(Exercise directions) The records below must be returned exactly, with every picture left out.

(Records supplied)
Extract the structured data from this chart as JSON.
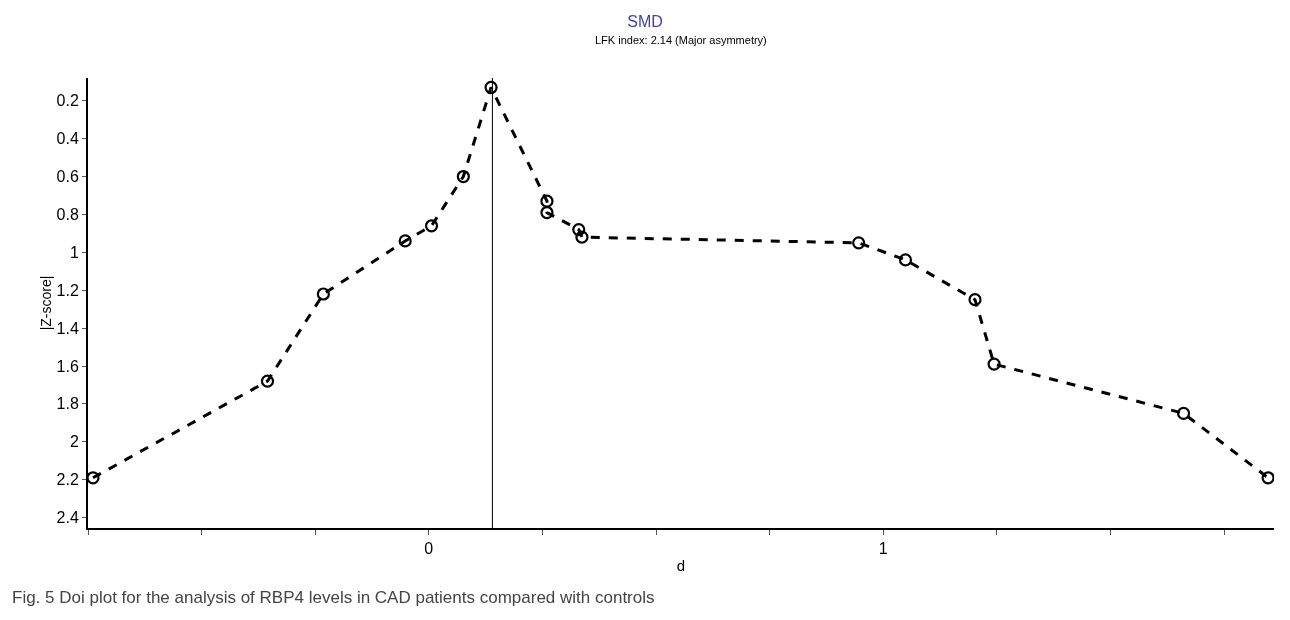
{
  "chart_data": {
    "type": "line",
    "title": "SMD",
    "subtitle": "LFK index: 2.14 (Major asymmetry)",
    "xlabel": "d",
    "ylabel": "|Z-score|",
    "annotations": [
      "Fig. 5 Doi plot for the analysis of RBP4 levels in CAD patients compared with controls"
    ],
    "x": [
      -0.739,
      -0.355,
      -0.232,
      -0.052,
      0.006,
      0.076,
      0.137,
      0.26,
      0.26,
      0.33,
      0.337,
      0.946,
      1.049,
      1.202,
      1.244,
      1.661,
      1.847
    ],
    "series": [
      {
        "color": "#000000",
        "values": [
          2.19,
          1.68,
          1.22,
          0.94,
          0.86,
          0.6,
          0.13,
          0.73,
          0.79,
          0.88,
          0.92,
          0.95,
          1.04,
          1.25,
          1.59,
          1.85,
          2.19
        ]
      }
    ],
    "ref_lines": [
      {
        "axis": "x",
        "value": 0.14,
        "color": "#000000",
        "line_style": "solid"
      }
    ],
    "xlim": [
      -0.75,
      1.86
    ],
    "ylim": [
      2.455,
      0.08
    ],
    "xticks": [
      {
        "value": -0.75,
        "label": null
      },
      {
        "value": -0.5,
        "label": null
      },
      {
        "value": -0.25,
        "label": null
      },
      0,
      {
        "value": 0.25,
        "label": null
      },
      {
        "value": 0.5,
        "label": null
      },
      {
        "value": 0.75,
        "label": null
      },
      1,
      {
        "value": 1.25,
        "label": null
      },
      {
        "value": 1.5,
        "label": null
      },
      {
        "value": 1.75,
        "label": null
      }
    ],
    "yticks": [
      0.2,
      0.4,
      0.6,
      0.8,
      1,
      1.2,
      1.4,
      1.6,
      1.8,
      2,
      2.2,
      2.4
    ],
    "marker": "circle",
    "line_style": "dashed"
  }
}
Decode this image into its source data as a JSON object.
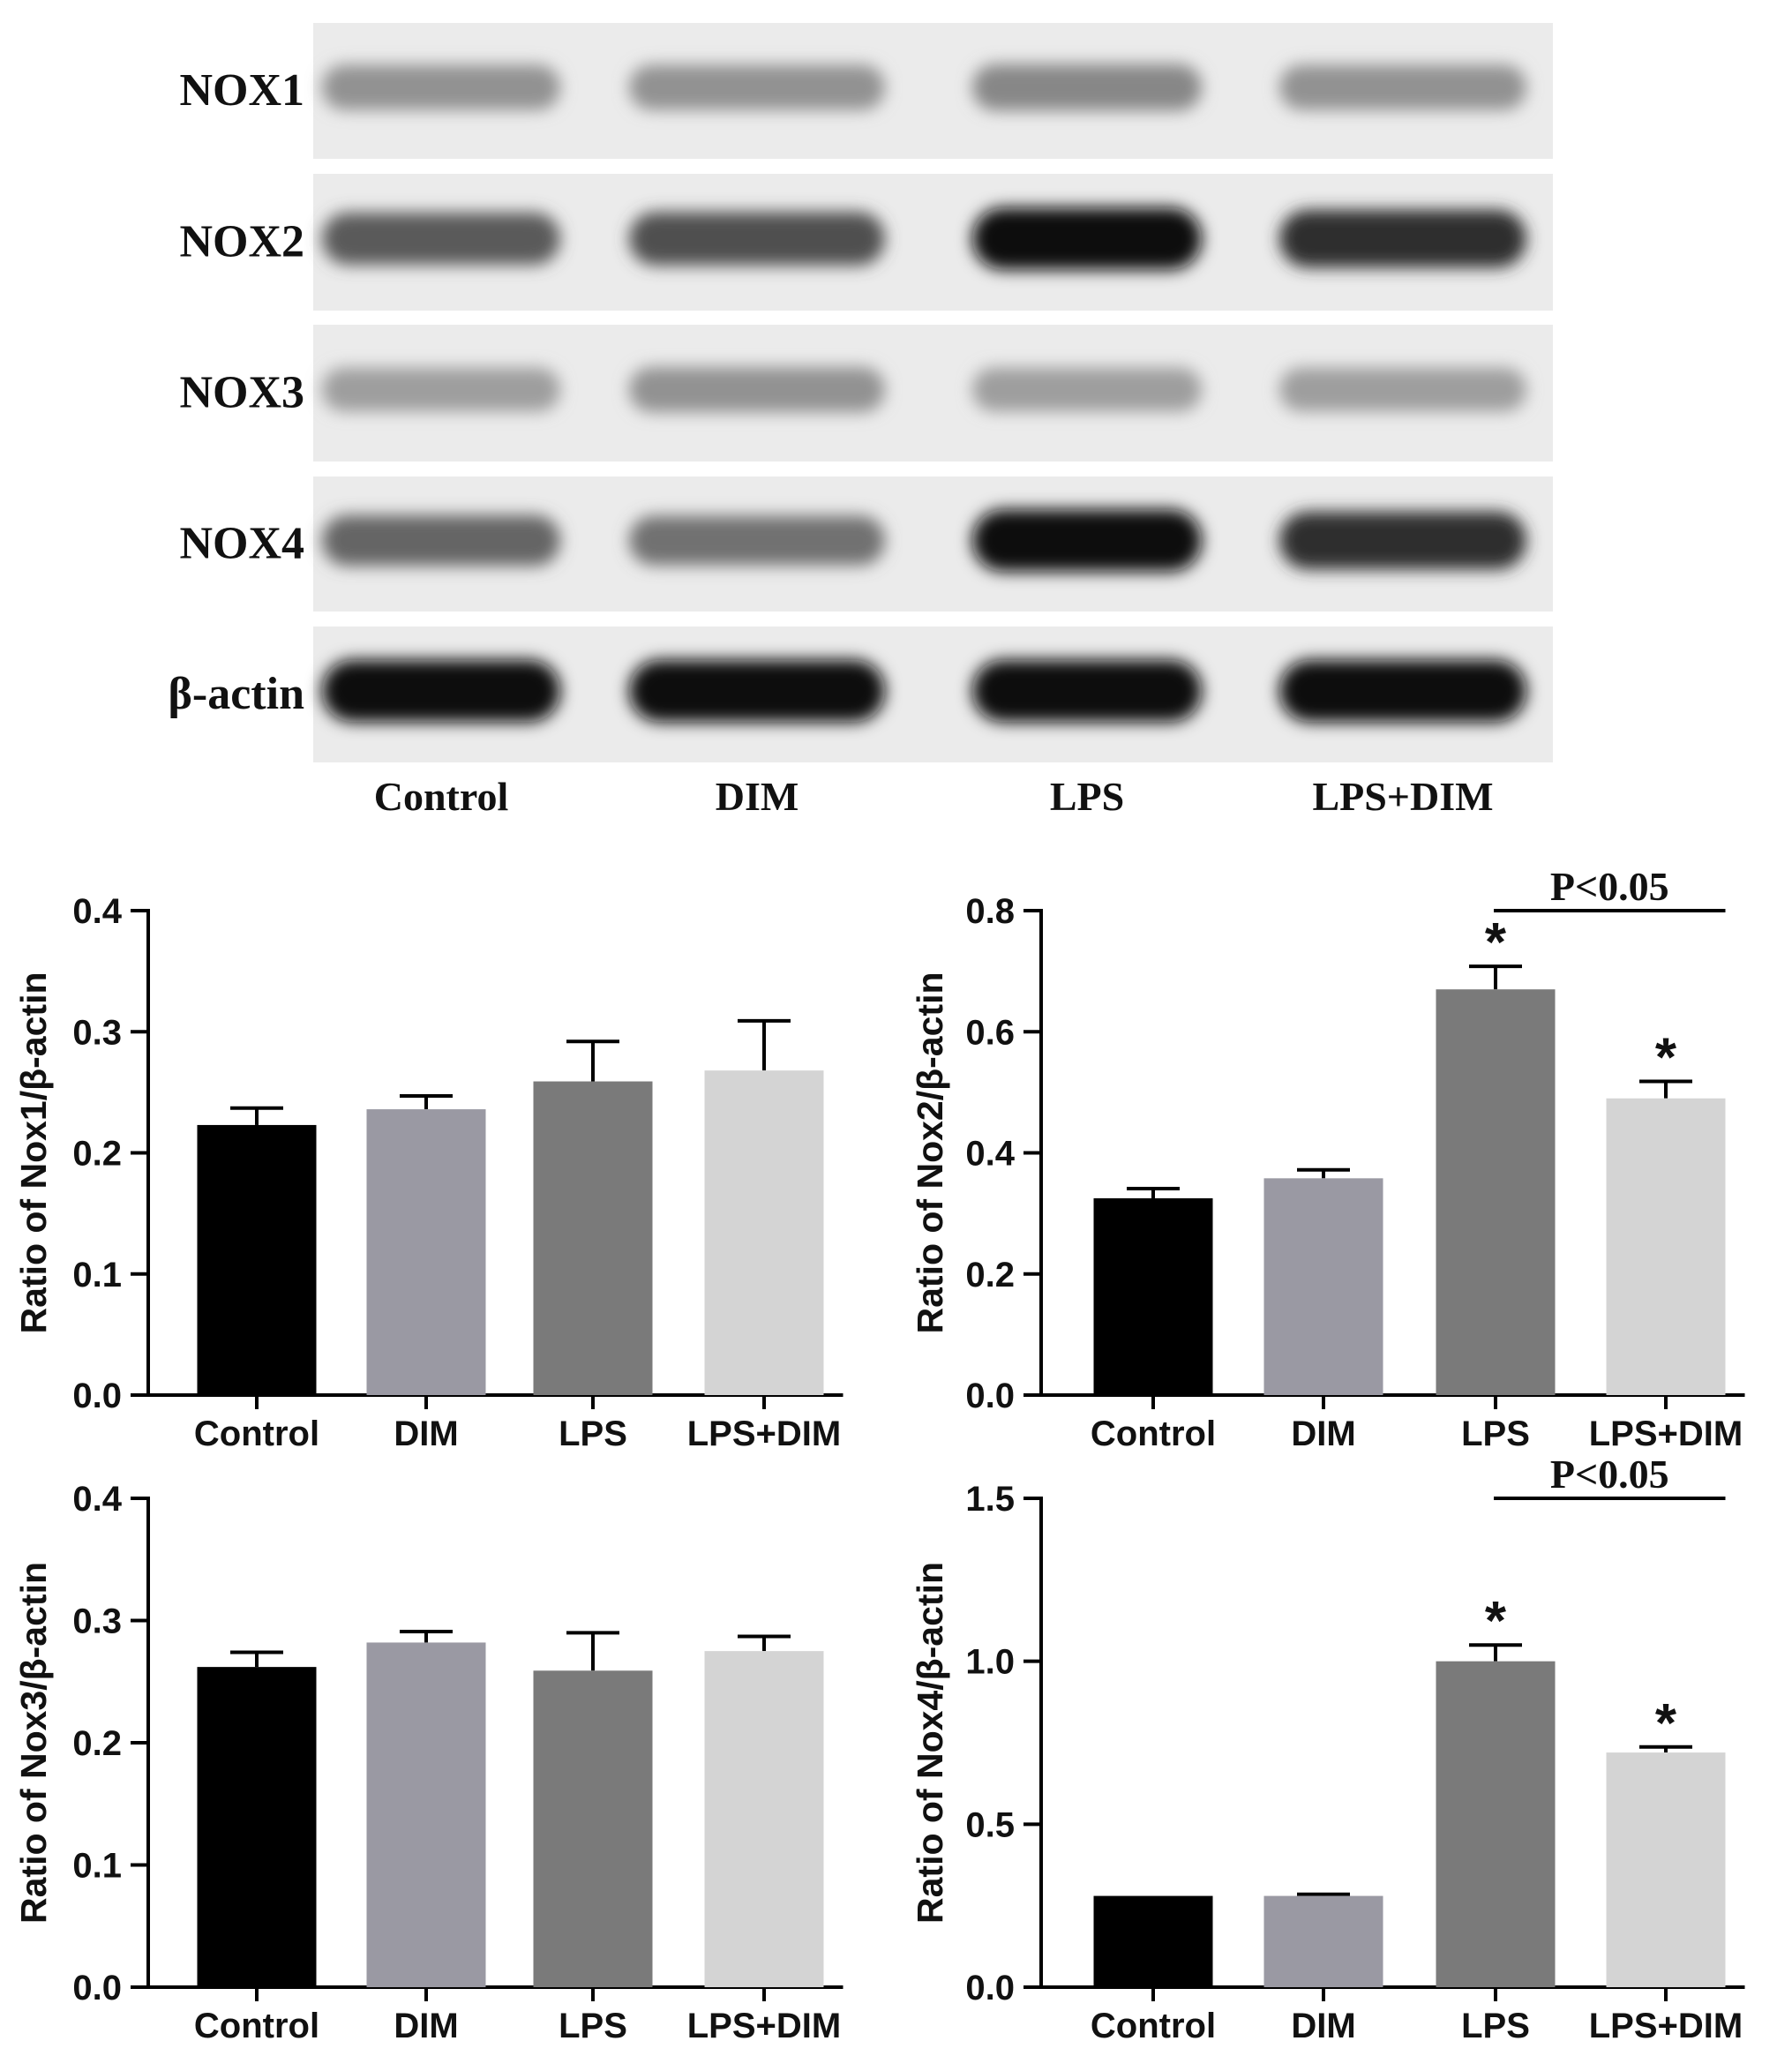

(Written answer)
Extract the structured data from this chart as JSON.
{
  "chart_data": {
    "type": "line",
    "title": "SMD",
    "subtitle": "LFK index: 2.14 (Major asymmetry)",
    "xlabel": "d",
    "ylabel": "|Z-score|",
    "annotations": [
      "Fig. 5 Doi plot for the analysis of RBP4 levels in CAD patients compared with controls"
    ],
    "x": [
      -0.739,
      -0.355,
      -0.232,
      -0.052,
      0.006,
      0.076,
      0.137,
      0.26,
      0.26,
      0.33,
      0.337,
      0.946,
      1.049,
      1.202,
      1.244,
      1.661,
      1.847
    ],
    "series": [
      {
        "color": "#000000",
        "values": [
          2.19,
          1.68,
          1.22,
          0.94,
          0.86,
          0.6,
          0.13,
          0.73,
          0.79,
          0.88,
          0.92,
          0.95,
          1.04,
          1.25,
          1.59,
          1.85,
          2.19
        ]
      }
    ],
    "ref_lines": [
      {
        "axis": "x",
        "value": 0.14,
        "color": "#000000",
        "line_style": "solid"
      }
    ],
    "xlim": [
      -0.75,
      1.86
    ],
    "ylim": [
      2.455,
      0.08
    ],
    "xticks": [
      {
        "value": -0.75,
        "label": null
      },
      {
        "value": -0.5,
        "label": null
      },
      {
        "value": -0.25,
        "label": null
      },
      0,
      {
        "value": 0.25,
        "label": null
      },
      {
        "value": 0.5,
        "label": null
      },
      {
        "value": 0.75,
        "label": null
      },
      1,
      {
        "value": 1.25,
        "label": null
      },
      {
        "value": 1.5,
        "label": null
      },
      {
        "value": 1.75,
        "label": null
      }
    ],
    "yticks": [
      0.2,
      0.4,
      0.6,
      0.8,
      1,
      1.2,
      1.4,
      1.6,
      1.8,
      2,
      2.2,
      2.4
    ],
    "marker": "circle",
    "line_style": "dashed"
  }
}
Decode this image into its source data as a JSON object.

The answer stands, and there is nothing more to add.